-- Begin Stored records --
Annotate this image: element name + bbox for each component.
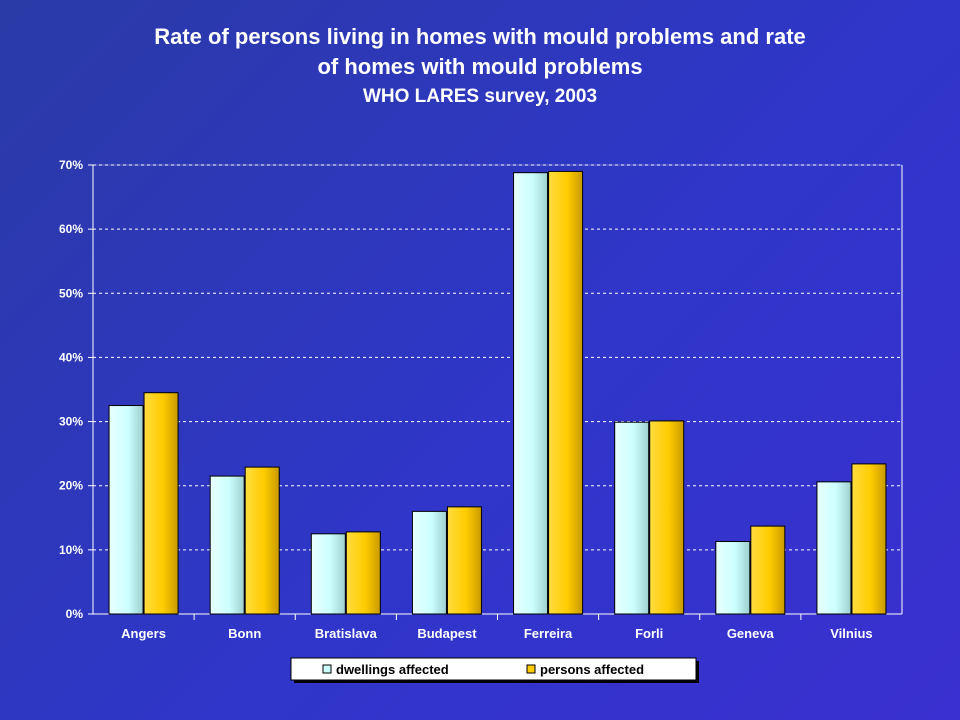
x-tick-label: Vilnius — [830, 626, 872, 641]
y-tick-label: 70% — [59, 158, 83, 172]
bar-dwellings — [108, 405, 144, 615]
y-tick-label: 30% — [59, 415, 83, 429]
bar-persons — [750, 525, 786, 615]
legend-label: dwellings affected — [336, 662, 449, 677]
legend-swatch-dwellings — [322, 664, 332, 674]
bar-persons — [851, 463, 887, 615]
x-tick-label: Bratislava — [315, 626, 378, 641]
legend-swatch-persons — [526, 664, 536, 674]
x-tick-label: Geneva — [727, 626, 775, 641]
bar-persons — [548, 170, 584, 615]
bar-persons — [649, 420, 685, 615]
plot-area: 0% 10% 20% 30% 40% 50% 60% 70% Angers Bonn Bratisl… — [59, 158, 903, 683]
x-tick-label: Ferreira — [524, 626, 573, 641]
bar-dwellings — [310, 533, 346, 615]
y-tick-label: 40% — [59, 350, 83, 364]
x-tick-label: Angers — [121, 626, 166, 641]
bar-dwellings — [816, 481, 852, 615]
legend-label: persons affected — [540, 662, 644, 677]
bar-dwellings — [209, 475, 245, 615]
title-line-1: Rate of persons living in homes with mou… — [154, 24, 806, 49]
bar-dwellings — [411, 510, 447, 615]
y-tick-label: 60% — [59, 222, 83, 236]
bar-persons — [446, 506, 482, 615]
bar-persons — [143, 392, 179, 615]
bar-dwellings — [614, 421, 650, 615]
bar-persons — [345, 531, 381, 615]
y-tick-label: 50% — [59, 286, 83, 300]
title-line-2: of homes with mould problems — [317, 54, 643, 79]
x-tick-label: Forli — [635, 626, 663, 641]
x-tick-label: Budapest — [417, 626, 477, 641]
chart-title: Rate of persons living in homes with mou… — [0, 22, 960, 112]
y-tick-label: 0% — [66, 607, 84, 621]
bar-dwellings — [715, 541, 751, 615]
x-tick-label: Bonn — [228, 626, 261, 641]
bar-dwellings — [513, 172, 549, 615]
bar-persons — [244, 466, 280, 615]
y-tick-label: 20% — [59, 479, 83, 493]
chart-subtitle: WHO LARES survey, 2003 — [362, 86, 598, 107]
legend — [290, 657, 697, 681]
y-tick-label: 10% — [59, 543, 83, 557]
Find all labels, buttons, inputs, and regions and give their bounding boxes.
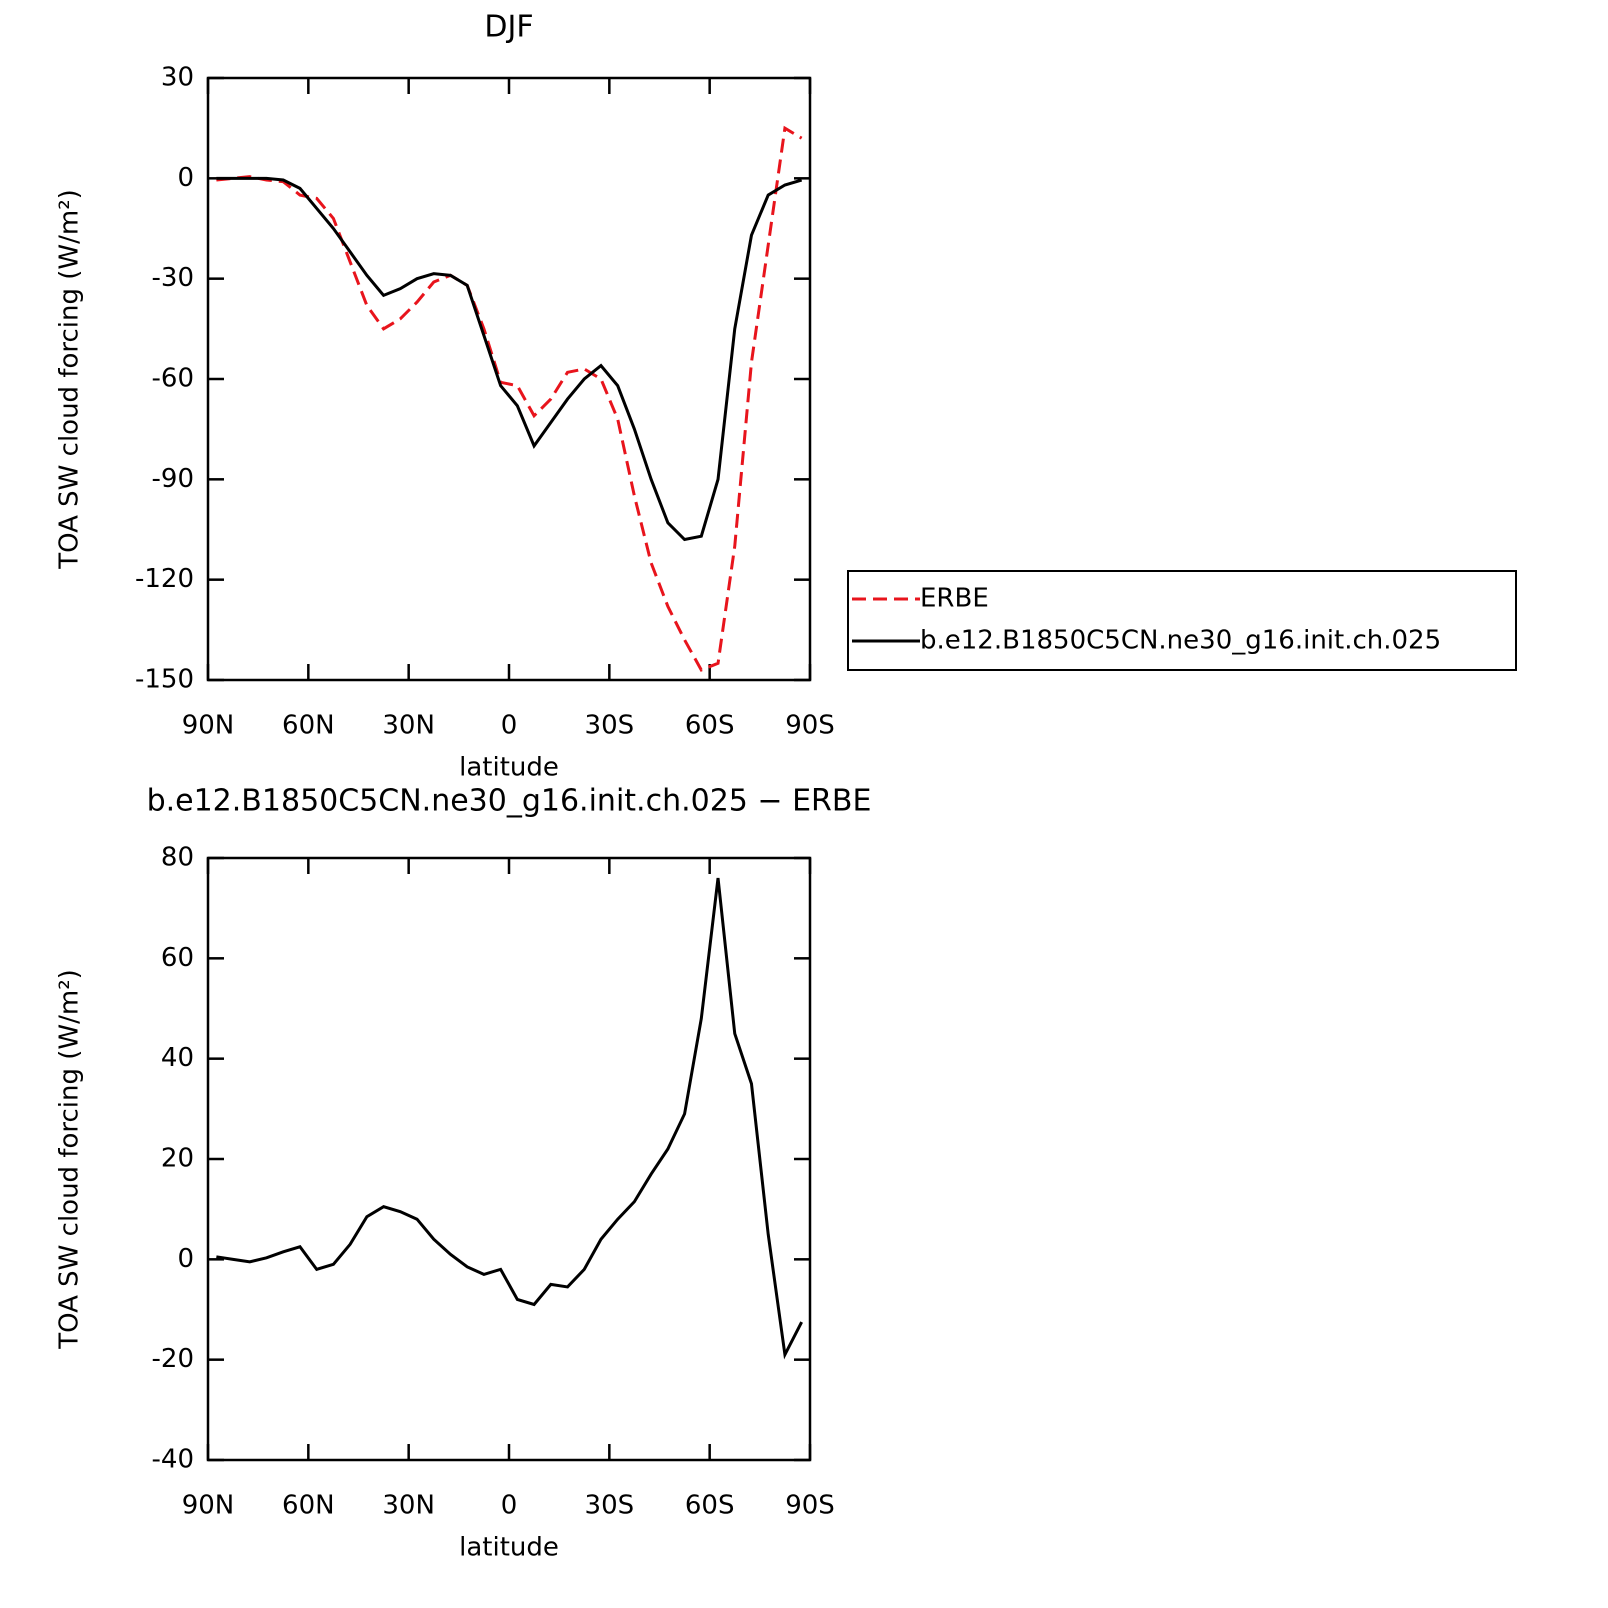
y-tick-label: -90 <box>152 464 194 494</box>
x-axis-label: latitude <box>459 1533 559 1563</box>
y-tick-label: 0 <box>177 1244 194 1274</box>
y-axis-label: TOA SW cloud forcing (W/m²) <box>55 969 85 1350</box>
x-tick-label: 90S <box>785 1491 835 1521</box>
x-tick-label: 60N <box>282 711 335 741</box>
y-tick-label: -30 <box>152 263 194 293</box>
x-axis-label: latitude <box>459 753 559 783</box>
y-tick-label: 30 <box>161 63 194 93</box>
x-tick-label: 30S <box>585 711 635 741</box>
y-tick-label: -20 <box>152 1344 194 1374</box>
x-tick-label: 0 <box>501 1491 518 1521</box>
plot-frame <box>206 76 812 682</box>
legend: ERBE b.e12.B1850C5CN.ne30_g16.init.ch.025 <box>847 570 1517 671</box>
y-tick-label: -150 <box>135 665 194 695</box>
y-tick-label: -60 <box>152 364 194 394</box>
legend-box <box>847 570 1517 671</box>
y-tick-label: 0 <box>177 163 194 193</box>
x-tick-label: 60N <box>282 1491 335 1521</box>
data-line <box>216 176 803 542</box>
legend-label: b.e12.B1850C5CN.ne30_g16.init.ch.025 <box>920 626 1441 656</box>
y-tick-label: 60 <box>161 943 194 973</box>
chart-title: DJF <box>484 10 533 45</box>
x-tick-label: 30N <box>382 1491 435 1521</box>
x-tick-label: 90S <box>785 711 835 741</box>
plot-frame <box>206 856 812 1462</box>
x-tick-label: 60S <box>685 1491 735 1521</box>
y-tick-label: 20 <box>161 1144 194 1174</box>
y-axis-label: TOA SW cloud forcing (W/m²) <box>55 189 85 570</box>
x-tick-label: 0 <box>501 711 518 741</box>
y-tick-label: 80 <box>161 843 194 873</box>
data-line <box>216 125 803 672</box>
x-tick-label: 60S <box>685 711 735 741</box>
x-tick-label: 30N <box>382 711 435 741</box>
legend-label: ERBE <box>920 584 989 614</box>
data-line <box>216 877 803 1360</box>
y-tick-label: -120 <box>135 564 194 594</box>
chart-title: b.e12.B1850C5CN.ne30_g16.init.ch.025 − E… <box>147 784 872 819</box>
y-tick-label: 40 <box>161 1043 194 1073</box>
y-tick-label: -40 <box>152 1445 194 1475</box>
x-tick-label: 90N <box>182 1491 235 1521</box>
x-tick-label: 30S <box>585 1491 635 1521</box>
x-tick-label: 90N <box>182 711 235 741</box>
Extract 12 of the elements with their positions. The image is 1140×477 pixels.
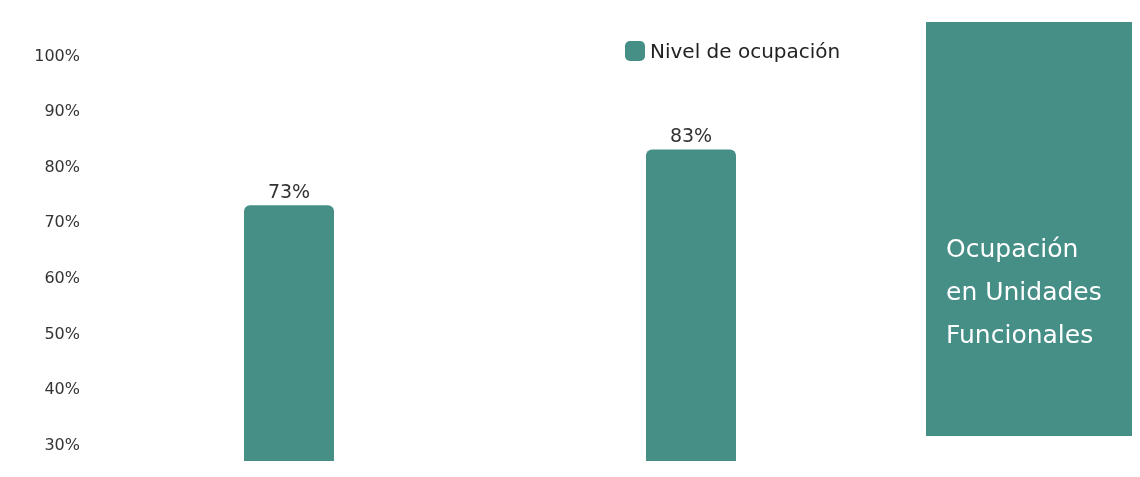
y-tick-label: 70% — [44, 212, 80, 232]
y-tick-label: 30% — [44, 434, 80, 454]
data-label: 83% — [669, 124, 713, 147]
text: Ocupación en Unidades Funcionales — [946, 234, 1110, 349]
data-label: 73% — [267, 179, 311, 202]
y-tick-label: 90% — [44, 101, 80, 121]
y-tick-label: 60% — [44, 267, 80, 287]
y-tick-label: 100% — [34, 45, 80, 65]
legend-label: Nivel de ocupación — [650, 39, 841, 63]
y-tick-label: 40% — [44, 379, 80, 399]
y-tick-label: 80% — [44, 156, 80, 176]
y-tick-label: 50% — [44, 323, 80, 343]
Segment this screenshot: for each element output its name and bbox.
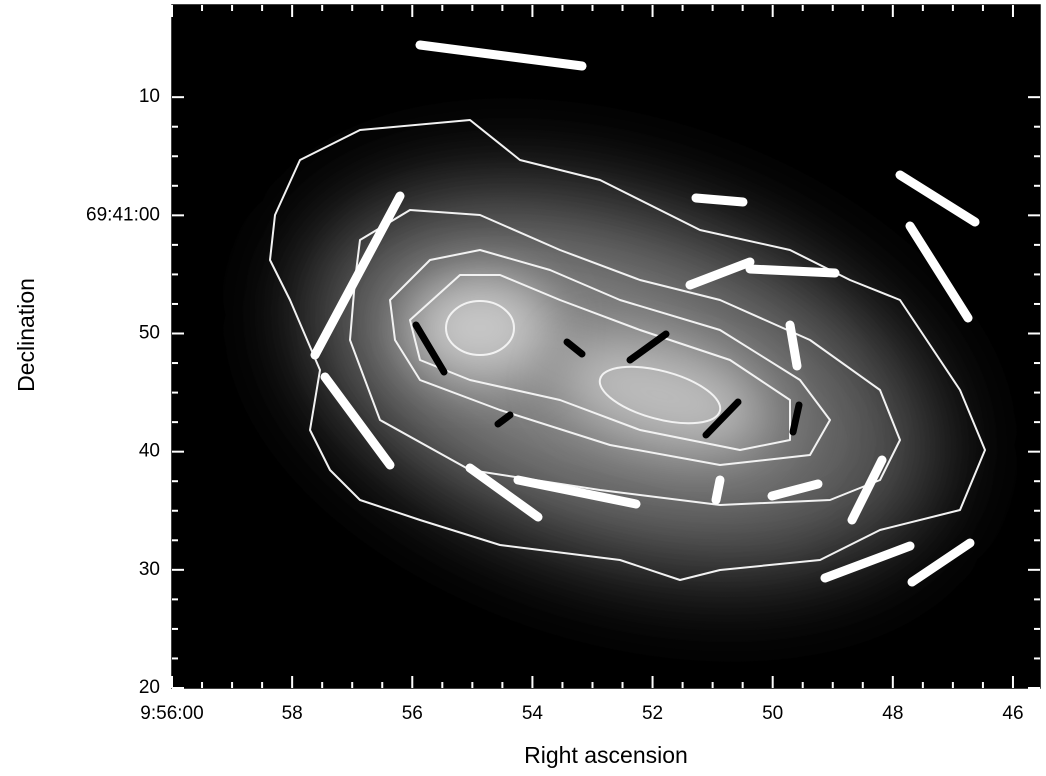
x-tick-label: 48 xyxy=(882,703,903,724)
x-tick-label: 9:56:00 xyxy=(140,703,203,724)
y-tick-label: 69:41:00 xyxy=(86,204,160,225)
x-tick-label: 46 xyxy=(1002,703,1023,724)
y-axis-title: Declination xyxy=(13,278,39,392)
y-tick-label: 10 xyxy=(139,86,160,107)
x-tick-label: 54 xyxy=(522,703,544,724)
x-tick-label: 52 xyxy=(642,703,663,724)
y-tick-label: 20 xyxy=(139,677,160,698)
y-tick-label: 40 xyxy=(139,441,160,462)
chart: Right ascension Declination 9:56:00 58 56 5… xyxy=(0,0,1046,776)
y-tick-label: 50 xyxy=(139,323,160,344)
x-tick-label: 56 xyxy=(402,703,423,724)
x-tick-label: 58 xyxy=(282,703,303,724)
x-axis-title: Right ascension xyxy=(524,742,688,768)
x-tick-label: 50 xyxy=(762,703,783,724)
y-tick-label: 30 xyxy=(139,559,160,580)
-- End Stored records --
Your goal — Gather every line of the material above that contains the string "with", and copy each one out.

Solution —
title-line-1: Rate of persons living in homes with mou… — [154, 24, 806, 49]
title-line-2: of homes with mould problems — [317, 54, 643, 79]
chart-title: Rate of persons living in homes with mou… — [0, 22, 960, 112]
Extract 12 of the elements with their positions. The image is 1140×477 pixels.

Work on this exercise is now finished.